Requirement:
Reproduce every line of the items below word for word, without changing any character or number.

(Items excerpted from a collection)
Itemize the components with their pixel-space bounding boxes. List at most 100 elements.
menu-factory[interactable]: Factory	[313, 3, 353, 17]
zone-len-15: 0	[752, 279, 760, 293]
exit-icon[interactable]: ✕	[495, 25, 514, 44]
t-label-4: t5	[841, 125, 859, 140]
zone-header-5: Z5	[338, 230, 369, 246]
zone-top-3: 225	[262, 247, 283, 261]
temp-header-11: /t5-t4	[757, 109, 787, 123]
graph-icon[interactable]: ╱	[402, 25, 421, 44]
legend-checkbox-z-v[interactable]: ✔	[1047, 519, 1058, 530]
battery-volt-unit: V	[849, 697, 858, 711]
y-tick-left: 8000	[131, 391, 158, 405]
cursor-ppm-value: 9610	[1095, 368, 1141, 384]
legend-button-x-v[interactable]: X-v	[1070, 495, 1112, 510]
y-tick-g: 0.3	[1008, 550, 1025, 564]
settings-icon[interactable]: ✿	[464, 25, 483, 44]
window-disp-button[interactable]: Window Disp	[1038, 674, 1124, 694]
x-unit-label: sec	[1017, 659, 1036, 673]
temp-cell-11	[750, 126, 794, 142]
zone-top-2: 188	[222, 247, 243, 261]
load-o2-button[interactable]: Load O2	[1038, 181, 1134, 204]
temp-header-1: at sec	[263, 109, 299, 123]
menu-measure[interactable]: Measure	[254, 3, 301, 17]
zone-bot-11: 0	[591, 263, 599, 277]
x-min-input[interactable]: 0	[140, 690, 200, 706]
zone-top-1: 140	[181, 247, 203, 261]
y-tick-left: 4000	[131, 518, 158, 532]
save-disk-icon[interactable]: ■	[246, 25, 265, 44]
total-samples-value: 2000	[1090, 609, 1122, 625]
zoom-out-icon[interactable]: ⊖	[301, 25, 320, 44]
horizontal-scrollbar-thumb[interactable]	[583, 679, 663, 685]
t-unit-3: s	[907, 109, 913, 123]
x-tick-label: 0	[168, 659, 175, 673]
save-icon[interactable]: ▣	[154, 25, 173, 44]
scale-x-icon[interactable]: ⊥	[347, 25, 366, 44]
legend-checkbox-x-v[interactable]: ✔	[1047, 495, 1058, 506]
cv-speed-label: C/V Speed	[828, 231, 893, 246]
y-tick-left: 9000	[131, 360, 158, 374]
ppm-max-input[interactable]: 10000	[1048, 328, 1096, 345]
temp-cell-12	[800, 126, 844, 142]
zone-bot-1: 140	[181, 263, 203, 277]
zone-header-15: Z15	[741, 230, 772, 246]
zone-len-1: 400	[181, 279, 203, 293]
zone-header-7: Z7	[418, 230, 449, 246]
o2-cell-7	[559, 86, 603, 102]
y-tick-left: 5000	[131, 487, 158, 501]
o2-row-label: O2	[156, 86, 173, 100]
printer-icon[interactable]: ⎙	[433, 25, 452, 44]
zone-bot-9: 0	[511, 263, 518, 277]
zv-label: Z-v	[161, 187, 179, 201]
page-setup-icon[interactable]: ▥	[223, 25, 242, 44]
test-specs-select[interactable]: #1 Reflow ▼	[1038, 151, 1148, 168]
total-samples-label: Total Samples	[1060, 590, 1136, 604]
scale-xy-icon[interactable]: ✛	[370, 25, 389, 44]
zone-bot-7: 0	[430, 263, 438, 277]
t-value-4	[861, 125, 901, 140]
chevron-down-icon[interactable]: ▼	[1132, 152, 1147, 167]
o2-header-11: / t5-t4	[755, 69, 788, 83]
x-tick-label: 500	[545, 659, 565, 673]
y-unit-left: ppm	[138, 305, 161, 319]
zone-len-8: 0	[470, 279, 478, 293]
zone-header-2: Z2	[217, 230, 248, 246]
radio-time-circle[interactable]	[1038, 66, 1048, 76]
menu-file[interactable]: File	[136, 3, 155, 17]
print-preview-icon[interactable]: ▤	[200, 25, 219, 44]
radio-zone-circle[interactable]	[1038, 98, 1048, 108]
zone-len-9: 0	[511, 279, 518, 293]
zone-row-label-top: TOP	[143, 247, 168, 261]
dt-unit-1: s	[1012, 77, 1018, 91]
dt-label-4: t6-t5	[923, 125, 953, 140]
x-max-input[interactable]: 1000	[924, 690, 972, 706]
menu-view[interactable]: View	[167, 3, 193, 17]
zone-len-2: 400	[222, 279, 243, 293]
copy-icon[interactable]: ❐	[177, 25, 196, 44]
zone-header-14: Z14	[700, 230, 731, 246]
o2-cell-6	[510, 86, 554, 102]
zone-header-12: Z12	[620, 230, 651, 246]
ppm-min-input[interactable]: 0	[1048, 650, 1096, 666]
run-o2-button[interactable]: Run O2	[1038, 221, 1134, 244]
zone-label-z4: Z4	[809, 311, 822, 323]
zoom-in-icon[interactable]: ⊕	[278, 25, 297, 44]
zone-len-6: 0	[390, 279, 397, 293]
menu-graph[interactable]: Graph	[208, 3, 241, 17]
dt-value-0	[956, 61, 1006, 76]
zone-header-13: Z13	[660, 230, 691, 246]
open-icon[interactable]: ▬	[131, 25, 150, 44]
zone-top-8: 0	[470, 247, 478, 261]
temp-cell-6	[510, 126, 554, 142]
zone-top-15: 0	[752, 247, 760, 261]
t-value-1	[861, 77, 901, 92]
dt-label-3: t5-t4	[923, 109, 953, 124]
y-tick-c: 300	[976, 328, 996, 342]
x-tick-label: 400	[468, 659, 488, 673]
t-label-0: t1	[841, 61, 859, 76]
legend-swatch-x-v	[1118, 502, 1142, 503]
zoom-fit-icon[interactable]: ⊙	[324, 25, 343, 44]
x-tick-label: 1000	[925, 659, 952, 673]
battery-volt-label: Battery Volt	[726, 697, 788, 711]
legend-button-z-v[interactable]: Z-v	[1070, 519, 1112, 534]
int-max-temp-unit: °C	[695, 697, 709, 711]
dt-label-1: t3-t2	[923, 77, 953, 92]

The completed task:
Itemize the components with their pixel-space bounding boxes. List at most 100 elements.
menu-factory[interactable]: Factory	[313, 3, 353, 17]
zone-len-15: 0	[752, 279, 760, 293]
exit-icon[interactable]: ✕	[495, 25, 514, 44]
t-label-4: t5	[841, 125, 859, 140]
zone-header-5: Z5	[338, 230, 369, 246]
zone-top-3: 225	[262, 247, 283, 261]
temp-header-11: /t5-t4	[757, 109, 787, 123]
graph-icon[interactable]: ╱	[402, 25, 421, 44]
legend-checkbox-z-v[interactable]: ✔	[1047, 519, 1058, 530]
battery-volt-unit: V	[849, 697, 858, 711]
y-tick-left: 8000	[131, 391, 158, 405]
cursor-ppm-value: 9610	[1095, 368, 1141, 384]
legend-button-x-v[interactable]: X-v	[1070, 495, 1112, 510]
y-tick-g: 0.3	[1008, 550, 1025, 564]
settings-icon[interactable]: ✿	[464, 25, 483, 44]
window-disp-button[interactable]: Window Disp	[1038, 674, 1124, 694]
x-unit-label: sec	[1017, 659, 1036, 673]
temp-cell-11	[750, 126, 794, 142]
zone-top-2: 188	[222, 247, 243, 261]
load-o2-button[interactable]: Load O2	[1038, 181, 1134, 204]
temp-header-1: at sec	[263, 109, 299, 123]
menu-measure[interactable]: Measure	[254, 3, 301, 17]
zone-bot-11: 0	[591, 263, 599, 277]
x-min-input[interactable]: 0	[140, 690, 200, 706]
zone-top-1: 140	[181, 247, 203, 261]
y-tick-left: 4000	[131, 518, 158, 532]
save-disk-icon[interactable]: ■	[246, 25, 265, 44]
total-samples-value: 2000	[1090, 609, 1122, 625]
zoom-out-icon[interactable]: ⊖	[301, 25, 320, 44]
horizontal-scrollbar-thumb[interactable]	[583, 679, 663, 685]
t-unit-3: s	[907, 109, 913, 123]
x-tick-label: 0	[168, 659, 175, 673]
save-icon[interactable]: ▣	[154, 25, 173, 44]
scale-x-icon[interactable]: ⊥	[347, 25, 366, 44]
legend-checkbox-x-v[interactable]: ✔	[1047, 495, 1058, 506]
cv-speed-label: C/V Speed	[828, 231, 893, 246]
y-tick-left: 9000	[131, 360, 158, 374]
ppm-max-input[interactable]: 10000	[1048, 328, 1096, 345]
temp-cell-12	[800, 126, 844, 142]
zone-bot-1: 140	[181, 263, 203, 277]
zone-header-15: Z15	[741, 230, 772, 246]
zone-len-1: 400	[181, 279, 203, 293]
zone-header-7: Z7	[418, 230, 449, 246]
o2-cell-7	[559, 86, 603, 102]
y-tick-left: 5000	[131, 487, 158, 501]
o2-row-label: O2	[156, 86, 173, 100]
printer-icon[interactable]: ⎙	[433, 25, 452, 44]
zone-bot-9: 0	[511, 263, 518, 277]
zv-label: Z-v	[161, 187, 179, 201]
page-setup-icon[interactable]: ▥	[223, 25, 242, 44]
test-specs-select[interactable]: #1 Reflow ▼	[1038, 151, 1148, 168]
total-samples-label: Total Samples	[1060, 590, 1136, 604]
scale-xy-icon[interactable]: ✛	[370, 25, 389, 44]
zone-bot-7: 0	[430, 263, 438, 277]
t-value-4	[861, 125, 901, 140]
chevron-down-icon[interactable]: ▼	[1132, 152, 1147, 167]
o2-header-11: / t5-t4	[755, 69, 788, 83]
x-tick-label: 500	[545, 659, 565, 673]
y-unit-left: ppm	[138, 305, 161, 319]
zone-len-8: 0	[470, 279, 478, 293]
zone-header-2: Z2	[217, 230, 248, 246]
radio-time-circle[interactable]	[1038, 66, 1048, 76]
menu-file[interactable]: File	[136, 3, 155, 17]
print-preview-icon[interactable]: ▤	[200, 25, 219, 44]
radio-zone-circle[interactable]	[1038, 98, 1048, 108]
zone-len-9: 0	[511, 279, 518, 293]
zone-row-label-top: TOP	[143, 247, 168, 261]
dt-unit-1: s	[1012, 77, 1018, 91]
dt-label-4: t6-t5	[923, 125, 953, 140]
x-max-input[interactable]: 1000	[924, 690, 972, 706]
menu-view[interactable]: View	[167, 3, 193, 17]
zone-len-2: 400	[222, 279, 243, 293]
copy-icon[interactable]: ❐	[177, 25, 196, 44]
zone-header-14: Z14	[700, 230, 731, 246]
o2-cell-6	[510, 86, 554, 102]
zone-header-12: Z12	[620, 230, 651, 246]
ppm-min-input[interactable]: 0	[1048, 650, 1096, 666]
run-o2-button[interactable]: Run O2	[1038, 221, 1134, 244]
zone-label-z4: Z4	[809, 311, 822, 323]
zoom-in-icon[interactable]: ⊕	[278, 25, 297, 44]
zone-len-6: 0	[390, 279, 397, 293]
menu-graph[interactable]: Graph	[208, 3, 241, 17]
dt-value-0	[956, 61, 1006, 76]
zone-header-13: Z13	[660, 230, 691, 246]
open-icon[interactable]: ▬	[131, 25, 150, 44]
zone-top-8: 0	[470, 247, 478, 261]
temp-cell-6	[510, 126, 554, 142]
zone-top-15: 0	[752, 247, 760, 261]
t-value-1	[861, 77, 901, 92]
dt-label-3: t5-t4	[923, 109, 953, 124]
y-tick-c: 300	[976, 328, 996, 342]
x-tick-label: 400	[468, 659, 488, 673]
t-label-0: t1	[841, 61, 859, 76]
legend-swatch-x-v	[1118, 502, 1142, 503]
zoom-fit-icon[interactable]: ⊙	[324, 25, 343, 44]
x-tick-label: 1000	[925, 659, 952, 673]
battery-volt-label: Battery Volt	[726, 697, 788, 711]
legend-button-z-v[interactable]: Z-v	[1070, 519, 1112, 534]
int-max-temp-unit: °C	[695, 697, 709, 711]
dt-label-1: t3-t2	[923, 77, 953, 92]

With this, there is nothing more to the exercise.